Image element box records
----------------------------------------
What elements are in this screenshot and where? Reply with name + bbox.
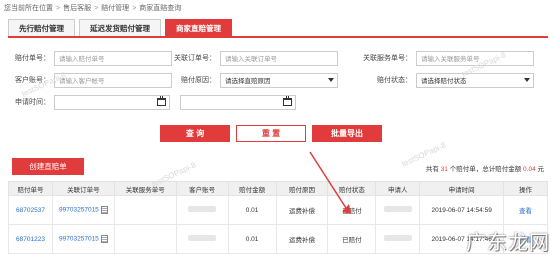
col-header: 申请人 — [375, 181, 421, 196]
col-header: 申请时间 — [419, 181, 505, 196]
order-no-label: 关联订单号： — [174, 55, 216, 62]
calendar-icon[interactable] — [283, 96, 292, 106]
annotation-arrow-icon — [309, 151, 351, 214]
tab-merchant-direct-compensation[interactable]: 商家直赔管理 — [165, 19, 232, 36]
query-button[interactable]: 查 询 — [160, 125, 230, 142]
compensation-no-label: 赔付单号： — [15, 55, 50, 62]
time-cell: 2019-06-07 14:54:59 — [419, 195, 505, 225]
export-button[interactable]: 批量导出 — [312, 125, 382, 142]
breadcrumb-item[interactable]: 售后客服 — [63, 3, 91, 13]
breadcrumb-item: 商家直赔查询 — [139, 5, 182, 12]
reason-label: 赔付原因： — [181, 77, 216, 84]
redacted-account — [188, 206, 217, 212]
col-header: 客户账号 — [175, 181, 229, 196]
redacted-applicant — [383, 235, 412, 241]
status-cell: 已赔付 — [327, 224, 377, 254]
chevron-down-icon — [328, 78, 334, 82]
status-label: 赔付状态： — [377, 77, 412, 84]
apply-time-start-input[interactable] — [54, 94, 170, 110]
service-no-cell — [113, 195, 177, 225]
view-link[interactable]: 查看 — [519, 208, 532, 215]
amount-cell: 0.01 — [227, 224, 277, 254]
col-header: 关联服务单号 — [113, 181, 177, 196]
customer-account-input[interactable]: 请输入客户帐号 — [54, 72, 172, 88]
compensation-no-input[interactable]: 请输入赔付单号 — [54, 50, 172, 66]
reset-button[interactable]: 重 置 — [236, 125, 306, 142]
reason-cell: 运费补偿 — [275, 224, 329, 254]
amount-cell: 0.01 — [227, 195, 277, 225]
breadcrumb: 您当前所在位置 > 售后客服 > 赔付管理 > 商家直赔查询 — [4, 3, 182, 13]
service-no-cell — [113, 224, 177, 254]
status-select[interactable]: 请选择赔付状态 — [416, 72, 534, 88]
service-no-label: 关联服务单号： — [363, 55, 412, 62]
tab-bar: 先行赔付管理 延迟发货赔付管理 商家直赔管理 — [8, 19, 548, 38]
document-icon[interactable] — [100, 206, 108, 214]
order-no-link[interactable]: 99703257015 — [59, 236, 99, 243]
create-compensation-button[interactable]: 创建直赔单 — [12, 158, 84, 175]
apply-time-label: 申请时间： — [15, 99, 50, 106]
order-no-link[interactable]: 99703257015 — [59, 207, 99, 214]
status-select-value: 请选择赔付状态 — [421, 78, 467, 85]
breadcrumb-item: 您当前所在位置 — [4, 5, 53, 12]
redacted-account — [188, 235, 217, 241]
document-icon[interactable] — [100, 235, 108, 243]
summary-text: 共有 31 个赔付单，总计赔付金额 0.04 元 — [425, 166, 544, 173]
tab-advance-compensation[interactable]: 先行赔付管理 — [8, 19, 75, 36]
summary-amount: 0.04 — [523, 166, 536, 173]
apply-time-end-input[interactable] — [180, 94, 296, 110]
table-header-row: 赔付单号 关联订单号 关联服务单号 客户账号 赔付金额 赔付原因 赔付状态 申请… — [8, 181, 548, 196]
col-header: 关联订单号 — [51, 181, 115, 196]
breadcrumb-item[interactable]: 赔付管理 — [101, 3, 129, 13]
chevron-down-icon — [524, 78, 530, 82]
col-header: 赔付单号 — [8, 181, 53, 196]
summary-count: 31 — [440, 166, 448, 173]
reason-select-value: 请选择直赔原因 — [225, 78, 271, 85]
col-header: 赔付金额 — [227, 181, 277, 196]
compensation-id-link[interactable]: 68701223 — [16, 236, 45, 243]
logo-watermark: 广东龙网 — [466, 230, 550, 254]
redacted-applicant — [383, 206, 412, 212]
compensation-id-link[interactable]: 68702537 — [16, 207, 45, 214]
table-row: 68702537 99703257015 0.01 运费补偿 已赔付 2019-… — [8, 195, 548, 225]
calendar-icon[interactable] — [157, 96, 166, 106]
reason-select[interactable]: 请选择直赔原因 — [220, 72, 338, 88]
tab-delay-shipping-compensation[interactable]: 延迟发货赔付管理 — [79, 19, 161, 36]
order-no-input[interactable]: 请输入关联订单号 — [220, 50, 338, 66]
col-header: 操作 — [503, 181, 548, 196]
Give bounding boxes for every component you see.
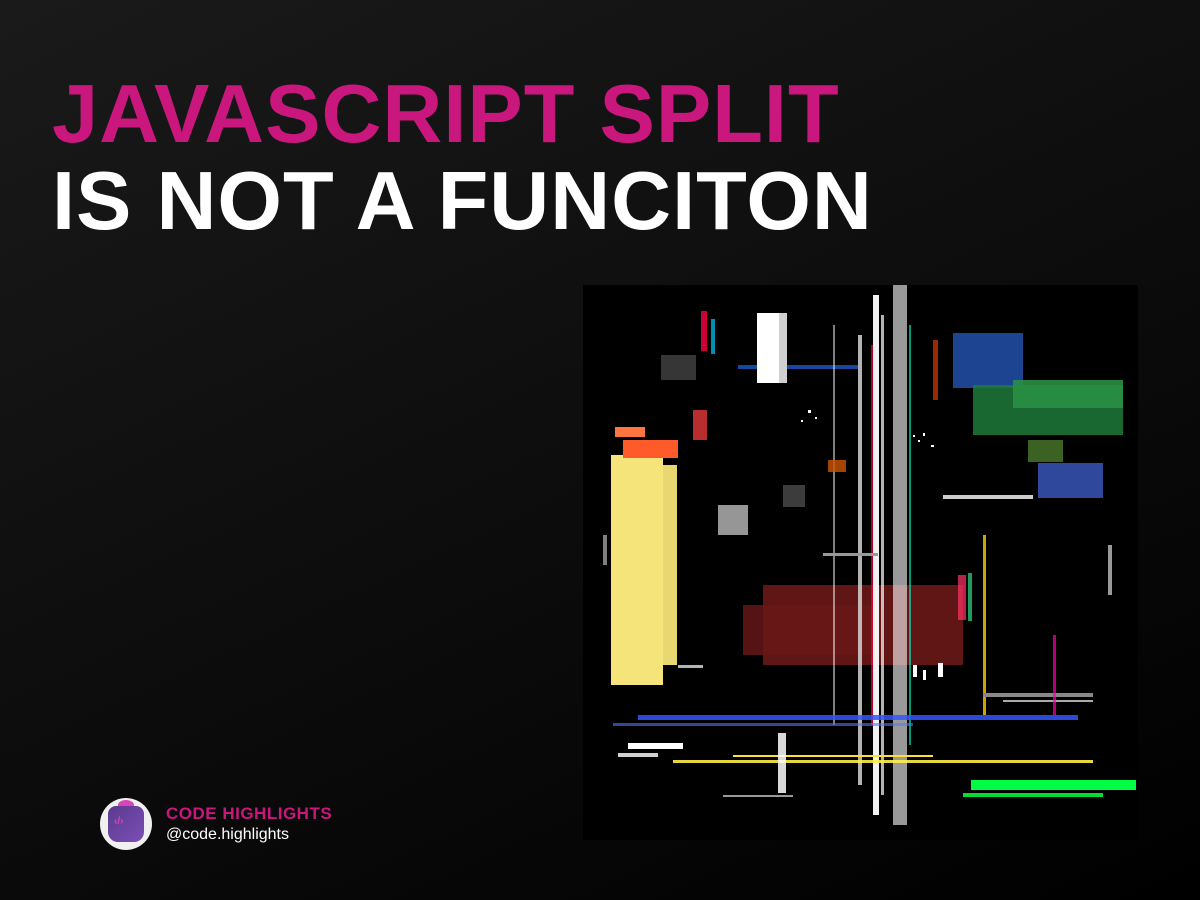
glitch-art-image [583,285,1138,840]
credit-handle: @code.highlights [166,825,332,844]
credit-name: CODE HIGHLIGHTS [166,804,332,824]
credit-block: ‹/› CODE HIGHLIGHTS @code.highlights [100,798,332,850]
credit-text: CODE HIGHLIGHTS @code.highlights [166,804,332,844]
headline-main: IS NOT A FUNCITON [52,157,873,244]
headline: JAVASCRIPT SPLIT IS NOT A FUNCITON [52,70,873,244]
headline-accent: JAVASCRIPT SPLIT [52,70,873,157]
avatar-icon: ‹/› [100,798,152,850]
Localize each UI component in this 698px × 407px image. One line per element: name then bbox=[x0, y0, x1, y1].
----------------------------------------
Output every line of the material above without changes, and leave the pictures out.

## Response for this exercise
What elements are in this screenshot and where? Reply with name + bbox.
col-header: 申请人 — [375, 181, 421, 196]
col-header: 申请时间 — [419, 181, 505, 196]
order-no-label: 关联订单号： — [174, 55, 216, 62]
calendar-icon[interactable] — [283, 96, 292, 106]
annotation-arrow-icon — [309, 151, 351, 214]
tab-merchant-direct-compensation[interactable]: 商家直赔管理 — [165, 19, 232, 36]
query-button[interactable]: 查 询 — [160, 125, 230, 142]
compensation-no-label: 赔付单号： — [15, 55, 50, 62]
time-cell: 2019-06-07 14:54:59 — [419, 195, 505, 225]
export-button[interactable]: 批量导出 — [312, 125, 382, 142]
breadcrumb-item[interactable]: 售后客服 — [63, 3, 91, 13]
breadcrumb-item: 商家直赔查询 — [139, 5, 182, 12]
reason-label: 赔付原因： — [181, 77, 216, 84]
redacted-account — [188, 206, 217, 212]
col-header: 客户账号 — [175, 181, 229, 196]
redacted-applicant — [383, 235, 412, 241]
status-cell: 已赔付 — [327, 224, 377, 254]
chevron-down-icon — [328, 78, 334, 82]
status-label: 赔付状态： — [377, 77, 412, 84]
apply-time-start-input[interactable] — [54, 94, 170, 110]
service-no-cell — [113, 195, 177, 225]
view-link[interactable]: 查看 — [519, 208, 532, 215]
amount-cell: 0.01 — [227, 224, 277, 254]
col-header: 关联服务单号 — [113, 181, 177, 196]
customer-account-input[interactable]: 请输入客户帐号 — [54, 72, 172, 88]
compensation-no-input[interactable]: 请输入赔付单号 — [54, 50, 172, 66]
reset-button[interactable]: 重 置 — [236, 125, 306, 142]
reason-cell: 运费补偿 — [275, 224, 329, 254]
amount-cell: 0.01 — [227, 195, 277, 225]
breadcrumb: 您当前所在位置 > 售后客服 > 赔付管理 > 商家直赔查询 — [4, 3, 182, 13]
service-no-cell — [113, 224, 177, 254]
status-select[interactable]: 请选择赔付状态 — [416, 72, 534, 88]
service-no-label: 关联服务单号： — [363, 55, 412, 62]
tab-bar: 先行赔付管理 延迟发货赔付管理 商家直赔管理 — [8, 19, 548, 38]
document-icon[interactable] — [100, 206, 108, 214]
order-no-link[interactable]: 99703257015 — [59, 236, 99, 243]
create-compensation-button[interactable]: 创建直赔单 — [12, 158, 84, 175]
apply-time-label: 申请时间： — [15, 99, 50, 106]
order-no-link[interactable]: 99703257015 — [59, 207, 99, 214]
status-select-value: 请选择赔付状态 — [421, 78, 467, 85]
breadcrumb-item: 您当前所在位置 — [4, 5, 53, 12]
redacted-account — [188, 235, 217, 241]
document-icon[interactable] — [100, 235, 108, 243]
summary-text: 共有 31 个赔付单，总计赔付金额 0.04 元 — [425, 166, 544, 173]
tab-advance-compensation[interactable]: 先行赔付管理 — [8, 19, 75, 36]
summary-amount: 0.04 — [523, 166, 536, 173]
apply-time-end-input[interactable] — [180, 94, 296, 110]
table-header-row: 赔付单号 关联订单号 关联服务单号 客户账号 赔付金额 赔付原因 赔付状态 申请… — [8, 181, 548, 196]
col-header: 关联订单号 — [51, 181, 115, 196]
breadcrumb-item[interactable]: 赔付管理 — [101, 3, 129, 13]
chevron-down-icon — [524, 78, 530, 82]
col-header: 赔付单号 — [8, 181, 53, 196]
summary-count: 31 — [440, 166, 448, 173]
reason-select-value: 请选择直赔原因 — [225, 78, 271, 85]
col-header: 赔付金额 — [227, 181, 277, 196]
compensation-id-link[interactable]: 68701223 — [16, 236, 45, 243]
logo-watermark: 广东龙网 — [466, 230, 550, 254]
redacted-applicant — [383, 206, 412, 212]
compensation-id-link[interactable]: 68702537 — [16, 207, 45, 214]
table-row: 68702537 99703257015 0.01 运费补偿 已赔付 2019-… — [8, 195, 548, 225]
calendar-icon[interactable] — [157, 96, 166, 106]
reason-select[interactable]: 请选择直赔原因 — [220, 72, 338, 88]
tab-delay-shipping-compensation[interactable]: 延迟发货赔付管理 — [79, 19, 161, 36]
order-no-input[interactable]: 请输入关联订单号 — [220, 50, 338, 66]
col-header: 操作 — [503, 181, 548, 196]
Give bounding boxes for every component you see.
glitch-art-image [583,285,1138,840]
credit-handle: @code.highlights [166,825,332,844]
credit-name: CODE HIGHLIGHTS [166,804,332,824]
credit-block: ‹/› CODE HIGHLIGHTS @code.highlights [100,798,332,850]
credit-text: CODE HIGHLIGHTS @code.highlights [166,804,332,844]
headline-main: IS NOT A FUNCITON [52,157,873,244]
headline: JAVASCRIPT SPLIT IS NOT A FUNCITON [52,70,873,244]
headline-accent: JAVASCRIPT SPLIT [52,70,873,157]
avatar-icon: ‹/› [100,798,152,850]
Localize each UI component in this 698px × 407px image. One line per element: name then bbox=[x0, y0, x1, y1].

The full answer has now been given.